Tell me how many lines hold "tajemnicę", please, using only the number.

Data section

━━━━━━

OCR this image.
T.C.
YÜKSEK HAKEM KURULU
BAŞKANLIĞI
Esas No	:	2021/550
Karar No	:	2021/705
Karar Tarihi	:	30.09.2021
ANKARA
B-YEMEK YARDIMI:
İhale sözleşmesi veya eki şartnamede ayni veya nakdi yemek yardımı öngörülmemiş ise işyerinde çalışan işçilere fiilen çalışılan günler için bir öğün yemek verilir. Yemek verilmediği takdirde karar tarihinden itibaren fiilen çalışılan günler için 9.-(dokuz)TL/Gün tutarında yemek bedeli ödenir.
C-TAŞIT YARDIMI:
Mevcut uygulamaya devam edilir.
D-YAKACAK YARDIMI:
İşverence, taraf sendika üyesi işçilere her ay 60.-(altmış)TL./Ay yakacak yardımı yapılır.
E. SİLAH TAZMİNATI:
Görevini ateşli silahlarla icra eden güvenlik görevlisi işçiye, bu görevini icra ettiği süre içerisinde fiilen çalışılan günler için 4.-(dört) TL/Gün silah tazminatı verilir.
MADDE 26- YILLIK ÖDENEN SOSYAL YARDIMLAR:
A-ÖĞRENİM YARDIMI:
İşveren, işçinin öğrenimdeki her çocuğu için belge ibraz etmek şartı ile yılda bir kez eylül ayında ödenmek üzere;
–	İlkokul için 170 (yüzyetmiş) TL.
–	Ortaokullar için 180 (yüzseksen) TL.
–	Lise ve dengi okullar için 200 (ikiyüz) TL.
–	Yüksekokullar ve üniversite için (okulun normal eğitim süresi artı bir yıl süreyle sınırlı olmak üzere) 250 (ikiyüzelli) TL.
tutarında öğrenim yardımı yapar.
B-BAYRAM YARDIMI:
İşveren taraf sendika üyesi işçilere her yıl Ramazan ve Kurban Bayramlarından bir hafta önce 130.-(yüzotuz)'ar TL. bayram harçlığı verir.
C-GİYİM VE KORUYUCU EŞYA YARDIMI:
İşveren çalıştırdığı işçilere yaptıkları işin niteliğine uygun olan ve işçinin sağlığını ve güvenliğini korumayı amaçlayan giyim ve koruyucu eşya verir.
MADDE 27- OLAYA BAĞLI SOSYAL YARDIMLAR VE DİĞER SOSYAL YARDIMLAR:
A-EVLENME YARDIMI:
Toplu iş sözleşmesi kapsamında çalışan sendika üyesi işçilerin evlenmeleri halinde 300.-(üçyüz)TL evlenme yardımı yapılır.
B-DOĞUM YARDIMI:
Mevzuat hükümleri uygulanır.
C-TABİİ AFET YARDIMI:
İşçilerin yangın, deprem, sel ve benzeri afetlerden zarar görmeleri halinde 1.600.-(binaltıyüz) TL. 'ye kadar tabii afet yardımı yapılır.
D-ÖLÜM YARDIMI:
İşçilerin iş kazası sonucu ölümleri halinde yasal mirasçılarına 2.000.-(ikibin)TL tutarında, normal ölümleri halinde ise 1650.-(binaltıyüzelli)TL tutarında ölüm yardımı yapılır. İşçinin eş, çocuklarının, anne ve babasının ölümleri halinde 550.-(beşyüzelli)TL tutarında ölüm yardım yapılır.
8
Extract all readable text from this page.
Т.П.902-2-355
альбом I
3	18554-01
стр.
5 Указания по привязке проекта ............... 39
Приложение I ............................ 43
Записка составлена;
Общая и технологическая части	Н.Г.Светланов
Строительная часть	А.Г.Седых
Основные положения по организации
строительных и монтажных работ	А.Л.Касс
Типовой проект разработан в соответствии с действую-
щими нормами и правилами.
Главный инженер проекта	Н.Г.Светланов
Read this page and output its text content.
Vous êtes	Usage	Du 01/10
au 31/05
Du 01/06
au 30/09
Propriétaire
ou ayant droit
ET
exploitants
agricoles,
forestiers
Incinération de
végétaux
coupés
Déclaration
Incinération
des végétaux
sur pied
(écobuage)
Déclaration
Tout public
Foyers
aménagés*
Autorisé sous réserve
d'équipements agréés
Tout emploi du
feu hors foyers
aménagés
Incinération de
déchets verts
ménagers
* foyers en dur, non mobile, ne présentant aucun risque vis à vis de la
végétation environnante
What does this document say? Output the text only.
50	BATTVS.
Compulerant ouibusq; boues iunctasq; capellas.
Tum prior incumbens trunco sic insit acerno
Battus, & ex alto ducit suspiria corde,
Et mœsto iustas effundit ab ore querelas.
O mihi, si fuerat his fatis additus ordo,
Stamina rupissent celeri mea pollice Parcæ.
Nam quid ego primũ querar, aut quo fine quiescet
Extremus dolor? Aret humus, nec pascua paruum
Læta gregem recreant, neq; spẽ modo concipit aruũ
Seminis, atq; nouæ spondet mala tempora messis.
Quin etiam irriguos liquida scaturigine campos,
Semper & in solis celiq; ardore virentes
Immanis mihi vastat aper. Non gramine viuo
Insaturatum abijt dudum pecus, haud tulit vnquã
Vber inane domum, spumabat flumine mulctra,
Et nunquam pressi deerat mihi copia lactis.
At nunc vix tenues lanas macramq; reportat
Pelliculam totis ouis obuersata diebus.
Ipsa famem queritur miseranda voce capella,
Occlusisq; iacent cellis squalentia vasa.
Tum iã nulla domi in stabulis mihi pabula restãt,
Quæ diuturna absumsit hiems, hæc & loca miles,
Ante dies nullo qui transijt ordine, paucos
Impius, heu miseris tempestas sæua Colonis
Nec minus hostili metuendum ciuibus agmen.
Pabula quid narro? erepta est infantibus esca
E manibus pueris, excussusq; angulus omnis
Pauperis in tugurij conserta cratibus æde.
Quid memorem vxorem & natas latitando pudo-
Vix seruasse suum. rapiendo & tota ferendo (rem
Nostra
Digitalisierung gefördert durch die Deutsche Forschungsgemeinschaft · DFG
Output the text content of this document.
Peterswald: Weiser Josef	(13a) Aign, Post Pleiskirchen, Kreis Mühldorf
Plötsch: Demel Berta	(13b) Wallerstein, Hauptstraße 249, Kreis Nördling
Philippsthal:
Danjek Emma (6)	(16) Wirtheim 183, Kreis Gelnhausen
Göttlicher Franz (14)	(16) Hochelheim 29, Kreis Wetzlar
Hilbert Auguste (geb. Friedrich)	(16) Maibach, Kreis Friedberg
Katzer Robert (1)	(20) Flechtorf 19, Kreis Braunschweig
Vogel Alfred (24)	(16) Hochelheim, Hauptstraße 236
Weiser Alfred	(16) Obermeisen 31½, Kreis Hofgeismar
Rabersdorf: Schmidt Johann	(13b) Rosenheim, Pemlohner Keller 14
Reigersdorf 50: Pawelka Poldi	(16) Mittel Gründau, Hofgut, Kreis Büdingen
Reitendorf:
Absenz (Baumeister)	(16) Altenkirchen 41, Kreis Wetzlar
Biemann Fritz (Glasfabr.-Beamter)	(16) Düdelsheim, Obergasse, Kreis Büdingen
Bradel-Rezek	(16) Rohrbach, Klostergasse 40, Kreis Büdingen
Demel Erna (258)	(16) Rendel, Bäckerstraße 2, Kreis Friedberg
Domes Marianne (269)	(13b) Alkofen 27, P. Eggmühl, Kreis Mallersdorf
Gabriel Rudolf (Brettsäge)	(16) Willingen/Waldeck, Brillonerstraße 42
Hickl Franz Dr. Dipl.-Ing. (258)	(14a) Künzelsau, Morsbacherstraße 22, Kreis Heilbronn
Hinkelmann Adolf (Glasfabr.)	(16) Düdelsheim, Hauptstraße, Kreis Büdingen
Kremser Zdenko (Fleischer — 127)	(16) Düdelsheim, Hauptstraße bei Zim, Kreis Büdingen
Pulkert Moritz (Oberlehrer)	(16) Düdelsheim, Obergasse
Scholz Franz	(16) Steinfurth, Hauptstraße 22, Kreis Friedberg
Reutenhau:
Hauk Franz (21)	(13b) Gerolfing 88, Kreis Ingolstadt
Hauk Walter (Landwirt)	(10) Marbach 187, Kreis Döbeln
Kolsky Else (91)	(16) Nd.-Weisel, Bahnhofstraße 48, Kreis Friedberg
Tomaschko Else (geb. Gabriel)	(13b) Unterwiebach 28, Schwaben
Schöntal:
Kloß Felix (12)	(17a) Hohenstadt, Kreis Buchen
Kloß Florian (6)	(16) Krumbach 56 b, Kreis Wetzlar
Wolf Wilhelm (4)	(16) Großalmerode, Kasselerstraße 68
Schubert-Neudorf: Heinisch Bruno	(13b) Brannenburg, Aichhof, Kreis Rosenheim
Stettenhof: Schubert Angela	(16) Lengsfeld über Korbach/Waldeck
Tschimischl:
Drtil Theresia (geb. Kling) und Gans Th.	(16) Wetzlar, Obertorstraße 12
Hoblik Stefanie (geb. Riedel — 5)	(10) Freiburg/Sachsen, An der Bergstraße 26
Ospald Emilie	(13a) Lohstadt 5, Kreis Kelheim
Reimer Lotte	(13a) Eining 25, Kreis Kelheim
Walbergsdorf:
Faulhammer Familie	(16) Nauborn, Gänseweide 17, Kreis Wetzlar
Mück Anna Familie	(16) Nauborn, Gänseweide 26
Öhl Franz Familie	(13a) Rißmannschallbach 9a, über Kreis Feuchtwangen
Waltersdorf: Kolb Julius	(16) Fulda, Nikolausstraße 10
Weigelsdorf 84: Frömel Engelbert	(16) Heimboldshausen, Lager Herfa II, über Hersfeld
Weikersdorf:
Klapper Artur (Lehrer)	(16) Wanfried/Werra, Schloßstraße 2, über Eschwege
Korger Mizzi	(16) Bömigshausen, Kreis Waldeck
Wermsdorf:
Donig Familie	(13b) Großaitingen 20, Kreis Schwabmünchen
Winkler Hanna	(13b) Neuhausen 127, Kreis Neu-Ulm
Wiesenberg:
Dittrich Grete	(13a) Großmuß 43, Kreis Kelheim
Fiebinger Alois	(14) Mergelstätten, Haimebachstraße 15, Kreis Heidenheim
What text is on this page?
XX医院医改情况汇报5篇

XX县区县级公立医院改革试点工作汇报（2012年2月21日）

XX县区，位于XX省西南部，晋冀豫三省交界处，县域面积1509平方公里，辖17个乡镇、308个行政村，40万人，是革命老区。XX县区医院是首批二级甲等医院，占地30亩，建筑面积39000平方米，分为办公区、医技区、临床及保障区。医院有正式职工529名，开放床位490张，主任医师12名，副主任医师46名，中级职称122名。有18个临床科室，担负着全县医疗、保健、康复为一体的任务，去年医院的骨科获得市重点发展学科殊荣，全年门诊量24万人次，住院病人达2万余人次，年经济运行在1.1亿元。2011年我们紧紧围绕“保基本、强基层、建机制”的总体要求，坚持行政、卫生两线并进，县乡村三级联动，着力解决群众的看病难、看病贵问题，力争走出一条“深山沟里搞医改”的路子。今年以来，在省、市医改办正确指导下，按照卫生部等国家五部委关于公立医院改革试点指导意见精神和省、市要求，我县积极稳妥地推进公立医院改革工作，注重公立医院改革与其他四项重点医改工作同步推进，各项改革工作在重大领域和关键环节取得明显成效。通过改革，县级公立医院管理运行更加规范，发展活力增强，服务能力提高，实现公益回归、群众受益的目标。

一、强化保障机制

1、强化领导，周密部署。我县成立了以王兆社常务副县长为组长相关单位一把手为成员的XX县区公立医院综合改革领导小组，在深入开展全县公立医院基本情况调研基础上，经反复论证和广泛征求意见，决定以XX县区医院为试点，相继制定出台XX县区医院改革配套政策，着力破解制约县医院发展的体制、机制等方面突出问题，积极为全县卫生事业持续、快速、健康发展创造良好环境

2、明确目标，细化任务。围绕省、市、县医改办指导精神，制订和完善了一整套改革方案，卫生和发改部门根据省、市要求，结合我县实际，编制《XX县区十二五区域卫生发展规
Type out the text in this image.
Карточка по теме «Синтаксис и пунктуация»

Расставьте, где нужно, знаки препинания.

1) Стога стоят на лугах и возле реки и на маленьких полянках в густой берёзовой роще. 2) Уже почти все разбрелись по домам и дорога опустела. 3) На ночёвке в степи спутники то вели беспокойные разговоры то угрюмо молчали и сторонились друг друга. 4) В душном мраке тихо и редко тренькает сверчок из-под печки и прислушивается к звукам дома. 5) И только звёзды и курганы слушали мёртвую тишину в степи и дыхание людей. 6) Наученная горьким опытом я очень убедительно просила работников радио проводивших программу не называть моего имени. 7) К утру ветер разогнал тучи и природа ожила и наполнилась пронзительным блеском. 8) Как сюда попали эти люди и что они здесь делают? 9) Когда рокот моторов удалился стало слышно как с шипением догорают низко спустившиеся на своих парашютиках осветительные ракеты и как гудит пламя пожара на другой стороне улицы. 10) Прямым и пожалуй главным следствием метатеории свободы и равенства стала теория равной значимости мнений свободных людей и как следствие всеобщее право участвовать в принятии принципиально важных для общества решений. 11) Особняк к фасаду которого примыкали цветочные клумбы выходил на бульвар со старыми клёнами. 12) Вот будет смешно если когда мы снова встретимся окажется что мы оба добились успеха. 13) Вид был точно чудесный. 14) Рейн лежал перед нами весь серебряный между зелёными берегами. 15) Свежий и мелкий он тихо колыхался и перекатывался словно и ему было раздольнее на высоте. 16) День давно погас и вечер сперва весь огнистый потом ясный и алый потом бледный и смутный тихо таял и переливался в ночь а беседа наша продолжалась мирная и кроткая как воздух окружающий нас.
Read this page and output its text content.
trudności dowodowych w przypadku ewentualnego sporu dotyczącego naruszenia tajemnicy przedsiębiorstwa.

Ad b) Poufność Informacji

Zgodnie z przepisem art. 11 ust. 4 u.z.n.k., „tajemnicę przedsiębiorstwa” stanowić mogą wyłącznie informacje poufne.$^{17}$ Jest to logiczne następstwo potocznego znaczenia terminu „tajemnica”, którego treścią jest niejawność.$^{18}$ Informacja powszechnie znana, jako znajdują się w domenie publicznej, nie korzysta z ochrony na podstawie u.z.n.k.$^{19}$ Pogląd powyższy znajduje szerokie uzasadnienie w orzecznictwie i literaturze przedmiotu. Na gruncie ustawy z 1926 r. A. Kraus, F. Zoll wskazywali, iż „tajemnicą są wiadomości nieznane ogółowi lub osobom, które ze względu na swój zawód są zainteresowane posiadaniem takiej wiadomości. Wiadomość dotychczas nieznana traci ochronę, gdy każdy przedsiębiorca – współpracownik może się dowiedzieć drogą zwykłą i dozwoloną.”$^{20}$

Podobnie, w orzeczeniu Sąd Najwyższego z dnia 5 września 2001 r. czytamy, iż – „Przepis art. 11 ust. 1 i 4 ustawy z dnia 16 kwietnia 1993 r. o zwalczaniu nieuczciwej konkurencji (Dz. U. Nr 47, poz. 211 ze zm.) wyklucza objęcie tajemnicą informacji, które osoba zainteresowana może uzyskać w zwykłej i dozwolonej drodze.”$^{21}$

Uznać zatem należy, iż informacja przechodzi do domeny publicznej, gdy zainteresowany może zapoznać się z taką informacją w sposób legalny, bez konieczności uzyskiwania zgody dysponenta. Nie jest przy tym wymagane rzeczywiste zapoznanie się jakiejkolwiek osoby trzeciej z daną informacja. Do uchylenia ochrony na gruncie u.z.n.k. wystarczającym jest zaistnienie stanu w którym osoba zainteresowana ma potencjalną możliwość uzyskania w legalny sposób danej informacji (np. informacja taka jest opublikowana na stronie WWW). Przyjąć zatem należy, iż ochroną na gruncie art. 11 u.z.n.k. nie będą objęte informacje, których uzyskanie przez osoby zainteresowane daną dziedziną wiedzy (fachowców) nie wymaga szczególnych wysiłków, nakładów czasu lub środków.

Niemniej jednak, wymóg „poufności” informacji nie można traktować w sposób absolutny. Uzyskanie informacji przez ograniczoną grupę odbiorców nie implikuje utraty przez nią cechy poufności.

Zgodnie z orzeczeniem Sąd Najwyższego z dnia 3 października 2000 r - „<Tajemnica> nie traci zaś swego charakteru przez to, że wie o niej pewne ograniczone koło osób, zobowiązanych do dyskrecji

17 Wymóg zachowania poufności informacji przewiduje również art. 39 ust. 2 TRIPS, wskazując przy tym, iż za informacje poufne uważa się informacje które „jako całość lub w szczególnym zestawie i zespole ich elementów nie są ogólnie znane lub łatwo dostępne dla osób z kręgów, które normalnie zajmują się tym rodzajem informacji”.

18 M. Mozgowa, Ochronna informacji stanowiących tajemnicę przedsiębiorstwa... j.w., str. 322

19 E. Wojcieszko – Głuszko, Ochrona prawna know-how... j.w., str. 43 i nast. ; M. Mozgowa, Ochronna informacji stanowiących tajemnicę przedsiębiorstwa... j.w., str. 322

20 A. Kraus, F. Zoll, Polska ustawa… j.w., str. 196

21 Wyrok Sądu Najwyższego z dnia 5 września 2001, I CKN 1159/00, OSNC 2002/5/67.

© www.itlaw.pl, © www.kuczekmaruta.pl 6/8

━━━━━━

Complete output
3